Data entries:
########################################

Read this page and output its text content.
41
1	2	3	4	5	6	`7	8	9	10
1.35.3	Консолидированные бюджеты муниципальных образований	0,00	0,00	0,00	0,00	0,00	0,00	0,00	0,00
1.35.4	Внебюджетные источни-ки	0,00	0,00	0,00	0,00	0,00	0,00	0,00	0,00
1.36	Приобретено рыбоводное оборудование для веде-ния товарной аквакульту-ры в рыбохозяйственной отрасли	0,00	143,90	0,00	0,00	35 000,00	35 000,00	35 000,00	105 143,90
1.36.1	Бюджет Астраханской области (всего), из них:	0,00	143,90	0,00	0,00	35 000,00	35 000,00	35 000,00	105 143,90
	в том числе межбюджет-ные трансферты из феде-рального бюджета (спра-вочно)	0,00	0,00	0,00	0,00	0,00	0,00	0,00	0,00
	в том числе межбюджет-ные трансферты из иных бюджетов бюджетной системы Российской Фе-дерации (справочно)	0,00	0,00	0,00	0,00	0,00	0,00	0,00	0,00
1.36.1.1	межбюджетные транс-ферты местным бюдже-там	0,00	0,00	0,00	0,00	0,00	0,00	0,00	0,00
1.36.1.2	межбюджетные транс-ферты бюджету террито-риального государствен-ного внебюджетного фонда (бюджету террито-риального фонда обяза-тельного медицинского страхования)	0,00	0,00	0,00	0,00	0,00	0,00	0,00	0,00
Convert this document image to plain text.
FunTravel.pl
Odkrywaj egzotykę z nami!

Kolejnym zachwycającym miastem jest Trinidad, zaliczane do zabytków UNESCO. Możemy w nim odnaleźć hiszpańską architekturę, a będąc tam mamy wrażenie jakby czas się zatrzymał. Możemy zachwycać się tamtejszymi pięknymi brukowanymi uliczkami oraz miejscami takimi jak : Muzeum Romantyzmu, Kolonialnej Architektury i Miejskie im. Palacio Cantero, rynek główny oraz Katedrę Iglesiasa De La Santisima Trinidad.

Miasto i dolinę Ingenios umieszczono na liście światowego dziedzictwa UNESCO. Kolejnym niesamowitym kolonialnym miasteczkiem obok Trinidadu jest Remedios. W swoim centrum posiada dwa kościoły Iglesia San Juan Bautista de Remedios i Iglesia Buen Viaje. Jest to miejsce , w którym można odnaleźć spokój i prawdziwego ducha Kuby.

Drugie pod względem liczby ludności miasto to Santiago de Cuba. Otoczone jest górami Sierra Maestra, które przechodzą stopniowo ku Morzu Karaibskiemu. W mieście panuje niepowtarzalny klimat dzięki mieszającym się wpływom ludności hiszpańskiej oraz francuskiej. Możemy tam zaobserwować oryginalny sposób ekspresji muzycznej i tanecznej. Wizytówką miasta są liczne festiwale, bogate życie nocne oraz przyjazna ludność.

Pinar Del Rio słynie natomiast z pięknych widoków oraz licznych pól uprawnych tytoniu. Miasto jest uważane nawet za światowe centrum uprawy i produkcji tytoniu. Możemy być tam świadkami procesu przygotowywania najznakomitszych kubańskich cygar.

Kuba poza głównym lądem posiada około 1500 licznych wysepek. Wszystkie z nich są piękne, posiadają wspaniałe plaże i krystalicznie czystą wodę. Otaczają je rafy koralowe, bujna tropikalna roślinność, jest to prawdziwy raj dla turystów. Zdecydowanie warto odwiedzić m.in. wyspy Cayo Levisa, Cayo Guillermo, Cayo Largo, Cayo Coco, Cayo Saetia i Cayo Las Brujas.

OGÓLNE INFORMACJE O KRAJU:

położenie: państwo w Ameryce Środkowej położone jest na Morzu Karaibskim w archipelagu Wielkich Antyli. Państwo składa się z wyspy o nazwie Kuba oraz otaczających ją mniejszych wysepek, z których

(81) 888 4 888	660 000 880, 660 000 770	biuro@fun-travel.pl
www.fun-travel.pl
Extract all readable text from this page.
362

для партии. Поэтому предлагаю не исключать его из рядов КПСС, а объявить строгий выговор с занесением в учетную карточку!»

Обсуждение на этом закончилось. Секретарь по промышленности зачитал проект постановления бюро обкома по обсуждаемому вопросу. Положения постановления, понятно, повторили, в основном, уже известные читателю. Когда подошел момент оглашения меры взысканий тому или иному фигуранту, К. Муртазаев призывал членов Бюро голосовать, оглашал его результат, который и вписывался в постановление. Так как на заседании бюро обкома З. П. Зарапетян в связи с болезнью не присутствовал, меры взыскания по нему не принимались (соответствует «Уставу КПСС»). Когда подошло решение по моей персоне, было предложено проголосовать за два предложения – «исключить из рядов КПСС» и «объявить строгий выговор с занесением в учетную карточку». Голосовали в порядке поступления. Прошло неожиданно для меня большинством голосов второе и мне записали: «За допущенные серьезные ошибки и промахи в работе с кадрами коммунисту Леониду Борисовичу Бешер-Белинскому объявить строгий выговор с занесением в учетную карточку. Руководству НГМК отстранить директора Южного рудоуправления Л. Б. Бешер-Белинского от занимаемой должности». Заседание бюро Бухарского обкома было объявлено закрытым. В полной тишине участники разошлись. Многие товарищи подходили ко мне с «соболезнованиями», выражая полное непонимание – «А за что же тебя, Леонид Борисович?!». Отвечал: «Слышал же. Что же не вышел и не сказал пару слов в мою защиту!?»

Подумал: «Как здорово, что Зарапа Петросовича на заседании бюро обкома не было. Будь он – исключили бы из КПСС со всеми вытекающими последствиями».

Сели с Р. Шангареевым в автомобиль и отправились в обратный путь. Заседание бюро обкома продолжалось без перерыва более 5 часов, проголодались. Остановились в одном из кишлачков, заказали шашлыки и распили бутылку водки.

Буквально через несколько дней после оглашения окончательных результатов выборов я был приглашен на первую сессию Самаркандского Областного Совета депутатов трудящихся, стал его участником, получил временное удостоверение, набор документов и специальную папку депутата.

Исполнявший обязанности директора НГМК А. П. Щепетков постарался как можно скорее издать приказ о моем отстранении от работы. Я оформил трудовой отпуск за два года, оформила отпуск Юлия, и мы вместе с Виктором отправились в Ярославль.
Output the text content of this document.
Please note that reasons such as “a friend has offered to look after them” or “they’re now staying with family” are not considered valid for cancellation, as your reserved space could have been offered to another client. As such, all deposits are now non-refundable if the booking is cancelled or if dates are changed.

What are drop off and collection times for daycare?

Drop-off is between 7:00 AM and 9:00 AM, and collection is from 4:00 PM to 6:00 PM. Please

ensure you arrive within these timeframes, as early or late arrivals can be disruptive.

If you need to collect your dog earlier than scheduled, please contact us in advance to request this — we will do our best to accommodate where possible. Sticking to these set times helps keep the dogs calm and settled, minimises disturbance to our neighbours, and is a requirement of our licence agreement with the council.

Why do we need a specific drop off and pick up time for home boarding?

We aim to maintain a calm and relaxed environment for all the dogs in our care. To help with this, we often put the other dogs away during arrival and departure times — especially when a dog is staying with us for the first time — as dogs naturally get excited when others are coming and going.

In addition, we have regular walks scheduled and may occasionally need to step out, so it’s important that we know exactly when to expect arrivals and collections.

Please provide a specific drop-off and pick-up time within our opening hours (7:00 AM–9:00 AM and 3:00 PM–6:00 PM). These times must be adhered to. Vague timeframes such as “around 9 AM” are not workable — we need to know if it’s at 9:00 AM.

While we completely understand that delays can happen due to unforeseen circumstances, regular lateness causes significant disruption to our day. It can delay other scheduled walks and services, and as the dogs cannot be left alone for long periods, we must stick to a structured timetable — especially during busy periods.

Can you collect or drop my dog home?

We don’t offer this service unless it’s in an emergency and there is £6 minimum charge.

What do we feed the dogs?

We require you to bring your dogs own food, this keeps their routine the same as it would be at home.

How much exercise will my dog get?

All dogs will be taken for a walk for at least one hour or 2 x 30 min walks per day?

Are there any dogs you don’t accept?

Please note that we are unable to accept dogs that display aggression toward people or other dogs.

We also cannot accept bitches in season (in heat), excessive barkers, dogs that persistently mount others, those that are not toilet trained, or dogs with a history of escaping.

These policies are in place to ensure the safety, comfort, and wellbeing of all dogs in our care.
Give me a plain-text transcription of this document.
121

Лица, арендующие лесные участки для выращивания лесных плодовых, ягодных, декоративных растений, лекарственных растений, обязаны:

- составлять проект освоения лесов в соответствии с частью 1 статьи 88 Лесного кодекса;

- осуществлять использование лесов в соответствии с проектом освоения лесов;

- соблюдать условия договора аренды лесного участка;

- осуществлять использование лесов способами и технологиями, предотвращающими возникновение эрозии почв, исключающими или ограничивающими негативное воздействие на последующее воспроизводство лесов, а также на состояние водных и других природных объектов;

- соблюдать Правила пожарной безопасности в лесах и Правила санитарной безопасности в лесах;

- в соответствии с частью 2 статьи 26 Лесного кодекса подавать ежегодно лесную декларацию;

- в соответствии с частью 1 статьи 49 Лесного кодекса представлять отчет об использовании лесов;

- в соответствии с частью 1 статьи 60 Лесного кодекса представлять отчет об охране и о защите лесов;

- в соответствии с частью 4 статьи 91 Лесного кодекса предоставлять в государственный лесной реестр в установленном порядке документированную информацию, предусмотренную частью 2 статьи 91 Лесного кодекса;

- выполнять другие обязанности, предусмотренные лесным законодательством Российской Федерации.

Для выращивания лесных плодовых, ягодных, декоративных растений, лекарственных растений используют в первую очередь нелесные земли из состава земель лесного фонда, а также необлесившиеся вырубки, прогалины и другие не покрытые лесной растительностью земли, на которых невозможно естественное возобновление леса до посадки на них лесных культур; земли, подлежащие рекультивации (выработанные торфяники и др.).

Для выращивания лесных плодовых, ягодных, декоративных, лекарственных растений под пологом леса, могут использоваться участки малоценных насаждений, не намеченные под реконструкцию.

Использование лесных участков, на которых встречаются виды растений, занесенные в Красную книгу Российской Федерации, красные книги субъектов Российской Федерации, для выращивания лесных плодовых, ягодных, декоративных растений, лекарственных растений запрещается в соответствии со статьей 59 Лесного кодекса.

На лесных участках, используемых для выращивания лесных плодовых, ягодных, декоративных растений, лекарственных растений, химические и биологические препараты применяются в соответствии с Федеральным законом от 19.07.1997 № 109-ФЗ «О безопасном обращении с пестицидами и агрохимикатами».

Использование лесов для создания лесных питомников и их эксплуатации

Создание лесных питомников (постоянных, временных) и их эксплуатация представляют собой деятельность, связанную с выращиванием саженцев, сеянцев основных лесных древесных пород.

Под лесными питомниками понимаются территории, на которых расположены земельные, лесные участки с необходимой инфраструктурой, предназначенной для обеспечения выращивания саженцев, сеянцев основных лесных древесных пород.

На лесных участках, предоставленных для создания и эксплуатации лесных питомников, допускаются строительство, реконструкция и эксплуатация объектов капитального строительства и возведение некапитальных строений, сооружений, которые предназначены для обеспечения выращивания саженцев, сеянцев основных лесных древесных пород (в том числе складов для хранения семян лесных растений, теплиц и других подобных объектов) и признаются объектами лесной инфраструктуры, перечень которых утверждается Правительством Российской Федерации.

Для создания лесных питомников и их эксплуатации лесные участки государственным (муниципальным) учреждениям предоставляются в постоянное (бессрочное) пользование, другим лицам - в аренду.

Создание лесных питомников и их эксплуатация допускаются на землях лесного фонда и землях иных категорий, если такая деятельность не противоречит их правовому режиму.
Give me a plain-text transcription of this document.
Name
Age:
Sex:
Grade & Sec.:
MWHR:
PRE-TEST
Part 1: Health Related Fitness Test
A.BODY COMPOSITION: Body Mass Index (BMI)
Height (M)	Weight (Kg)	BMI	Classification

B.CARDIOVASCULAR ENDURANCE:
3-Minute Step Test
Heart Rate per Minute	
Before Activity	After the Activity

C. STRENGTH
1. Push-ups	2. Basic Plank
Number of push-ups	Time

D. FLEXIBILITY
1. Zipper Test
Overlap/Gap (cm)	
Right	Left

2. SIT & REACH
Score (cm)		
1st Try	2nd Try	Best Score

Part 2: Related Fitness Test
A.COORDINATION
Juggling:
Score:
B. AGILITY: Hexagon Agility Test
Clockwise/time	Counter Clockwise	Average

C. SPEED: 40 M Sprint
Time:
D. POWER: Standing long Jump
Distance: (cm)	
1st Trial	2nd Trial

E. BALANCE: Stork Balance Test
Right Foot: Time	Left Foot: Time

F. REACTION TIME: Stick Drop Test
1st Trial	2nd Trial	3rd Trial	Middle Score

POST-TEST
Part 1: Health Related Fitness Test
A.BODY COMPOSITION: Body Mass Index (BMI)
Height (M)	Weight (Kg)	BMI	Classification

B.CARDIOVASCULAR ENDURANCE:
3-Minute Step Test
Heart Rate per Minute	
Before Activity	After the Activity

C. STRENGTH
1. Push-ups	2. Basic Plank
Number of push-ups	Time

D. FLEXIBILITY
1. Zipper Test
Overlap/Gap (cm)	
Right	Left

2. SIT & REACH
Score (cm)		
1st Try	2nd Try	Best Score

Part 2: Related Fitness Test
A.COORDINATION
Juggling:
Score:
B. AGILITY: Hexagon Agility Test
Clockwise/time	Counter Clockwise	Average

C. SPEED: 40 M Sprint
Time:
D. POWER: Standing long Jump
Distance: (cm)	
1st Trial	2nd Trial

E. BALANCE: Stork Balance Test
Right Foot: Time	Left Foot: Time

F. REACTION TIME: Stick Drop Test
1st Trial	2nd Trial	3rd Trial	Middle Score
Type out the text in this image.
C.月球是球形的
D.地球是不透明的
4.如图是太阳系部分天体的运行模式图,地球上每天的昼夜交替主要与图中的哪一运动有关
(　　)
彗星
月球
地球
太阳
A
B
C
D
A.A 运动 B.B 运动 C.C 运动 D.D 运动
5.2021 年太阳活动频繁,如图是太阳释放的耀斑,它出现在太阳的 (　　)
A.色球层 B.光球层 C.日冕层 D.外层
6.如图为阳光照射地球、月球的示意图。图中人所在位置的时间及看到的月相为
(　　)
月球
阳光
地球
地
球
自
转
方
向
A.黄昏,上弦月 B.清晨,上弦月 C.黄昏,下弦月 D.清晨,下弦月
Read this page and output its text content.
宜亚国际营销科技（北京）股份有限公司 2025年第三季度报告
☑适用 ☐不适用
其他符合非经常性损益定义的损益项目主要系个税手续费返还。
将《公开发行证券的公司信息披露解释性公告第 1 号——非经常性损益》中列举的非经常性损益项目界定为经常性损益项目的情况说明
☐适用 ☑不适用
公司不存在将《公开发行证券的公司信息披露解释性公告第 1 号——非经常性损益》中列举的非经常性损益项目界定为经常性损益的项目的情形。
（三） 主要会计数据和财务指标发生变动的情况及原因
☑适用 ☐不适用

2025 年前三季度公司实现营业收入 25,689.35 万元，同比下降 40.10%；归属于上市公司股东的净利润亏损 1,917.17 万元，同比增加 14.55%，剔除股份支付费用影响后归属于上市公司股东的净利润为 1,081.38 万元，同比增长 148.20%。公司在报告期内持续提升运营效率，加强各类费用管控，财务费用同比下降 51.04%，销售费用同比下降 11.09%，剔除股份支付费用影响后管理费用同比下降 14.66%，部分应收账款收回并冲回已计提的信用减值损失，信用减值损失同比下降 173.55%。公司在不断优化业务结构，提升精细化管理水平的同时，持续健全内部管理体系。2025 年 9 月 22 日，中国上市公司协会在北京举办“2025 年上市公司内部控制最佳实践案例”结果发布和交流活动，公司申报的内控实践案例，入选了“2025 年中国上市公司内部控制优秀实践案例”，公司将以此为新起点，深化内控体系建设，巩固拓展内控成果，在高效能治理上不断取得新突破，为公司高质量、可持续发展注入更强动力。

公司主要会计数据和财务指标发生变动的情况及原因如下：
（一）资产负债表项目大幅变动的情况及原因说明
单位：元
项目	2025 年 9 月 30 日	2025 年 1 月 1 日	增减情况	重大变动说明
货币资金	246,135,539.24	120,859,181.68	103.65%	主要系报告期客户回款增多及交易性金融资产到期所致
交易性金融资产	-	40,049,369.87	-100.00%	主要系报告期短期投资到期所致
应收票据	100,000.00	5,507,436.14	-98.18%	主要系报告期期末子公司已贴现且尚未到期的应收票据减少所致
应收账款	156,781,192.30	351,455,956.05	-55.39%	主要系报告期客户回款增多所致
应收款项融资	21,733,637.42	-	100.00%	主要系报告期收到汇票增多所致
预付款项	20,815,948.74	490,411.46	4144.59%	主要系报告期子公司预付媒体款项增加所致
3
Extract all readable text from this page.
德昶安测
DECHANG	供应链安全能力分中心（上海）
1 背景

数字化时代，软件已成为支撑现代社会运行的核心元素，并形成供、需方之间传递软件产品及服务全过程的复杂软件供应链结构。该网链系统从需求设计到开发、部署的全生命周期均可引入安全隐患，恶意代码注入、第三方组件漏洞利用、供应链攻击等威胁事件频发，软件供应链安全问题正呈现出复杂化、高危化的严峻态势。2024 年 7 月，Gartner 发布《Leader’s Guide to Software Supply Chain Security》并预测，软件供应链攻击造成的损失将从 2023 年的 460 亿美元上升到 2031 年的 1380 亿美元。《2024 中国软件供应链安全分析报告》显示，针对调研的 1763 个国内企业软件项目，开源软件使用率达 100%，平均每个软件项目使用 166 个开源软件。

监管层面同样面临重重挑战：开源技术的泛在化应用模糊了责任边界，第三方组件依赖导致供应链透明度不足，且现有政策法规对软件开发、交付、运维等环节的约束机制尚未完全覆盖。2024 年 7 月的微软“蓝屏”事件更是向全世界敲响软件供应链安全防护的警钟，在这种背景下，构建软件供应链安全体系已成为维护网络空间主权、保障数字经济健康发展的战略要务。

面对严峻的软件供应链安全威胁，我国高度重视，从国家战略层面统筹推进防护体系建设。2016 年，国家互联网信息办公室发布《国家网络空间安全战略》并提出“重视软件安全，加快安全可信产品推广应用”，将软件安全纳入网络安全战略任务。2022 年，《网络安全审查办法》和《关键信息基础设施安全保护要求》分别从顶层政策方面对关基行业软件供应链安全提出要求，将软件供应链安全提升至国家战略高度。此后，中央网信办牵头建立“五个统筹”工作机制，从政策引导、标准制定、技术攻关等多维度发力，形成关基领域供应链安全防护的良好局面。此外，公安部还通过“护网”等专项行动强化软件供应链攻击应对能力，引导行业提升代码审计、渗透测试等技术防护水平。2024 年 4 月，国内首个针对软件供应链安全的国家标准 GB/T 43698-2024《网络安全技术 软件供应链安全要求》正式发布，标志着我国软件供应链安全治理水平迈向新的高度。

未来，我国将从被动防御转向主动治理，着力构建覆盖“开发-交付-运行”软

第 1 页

########################################

_WHAT IS EXPECTED_
Scan the entries above. Copy each line that has the string "обязанности".

_ANSWER BELOW_
Исполнявший обязанности директора НГМК А. П. Щепетков постарался как можно скорее издать приказ о моем отстранении от работы. Я оформил трудовой отпуск за два года, оформила отпуск Юлия, и мы вместе с Виктором отправились в Ярославль.
- выполнять другие обязанности, предусмотренные лесным законодательством Российской Федерации.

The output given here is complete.